Every line of the material is to be repeated exactly as it stands.

═══ Data excerpts

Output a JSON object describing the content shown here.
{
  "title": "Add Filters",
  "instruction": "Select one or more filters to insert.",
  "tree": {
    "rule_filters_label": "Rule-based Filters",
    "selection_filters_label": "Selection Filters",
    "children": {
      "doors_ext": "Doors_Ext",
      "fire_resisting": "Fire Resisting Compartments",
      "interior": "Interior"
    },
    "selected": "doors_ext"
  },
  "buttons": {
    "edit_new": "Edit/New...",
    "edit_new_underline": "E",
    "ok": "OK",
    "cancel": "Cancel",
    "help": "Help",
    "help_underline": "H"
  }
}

══════

▸ **Result below**:
Output a JSON object describing the content shown here.
{
  "title": "Add Filters",
  "instruction": "Select one or more filters to insert.",
  "tree": {
    "rule_filters_label": "Rule-based Filters",
    "selection_filters_label": "Selection Filters",
    "children": {
      "doors_ext": "Doors_Ext",
      "fire_resisting": "Fire Resisting Compartments",
      "interior": "Interior"
    },
    "selected": "doors_ext"
  },
  "buttons": {
    "edit_new": "Edit/New...",
    "edit_new_underline": "E",
    "ok": "OK",
    "cancel": "Cancel",
    "help": "Help",
    "help_underline": "H"
  }
}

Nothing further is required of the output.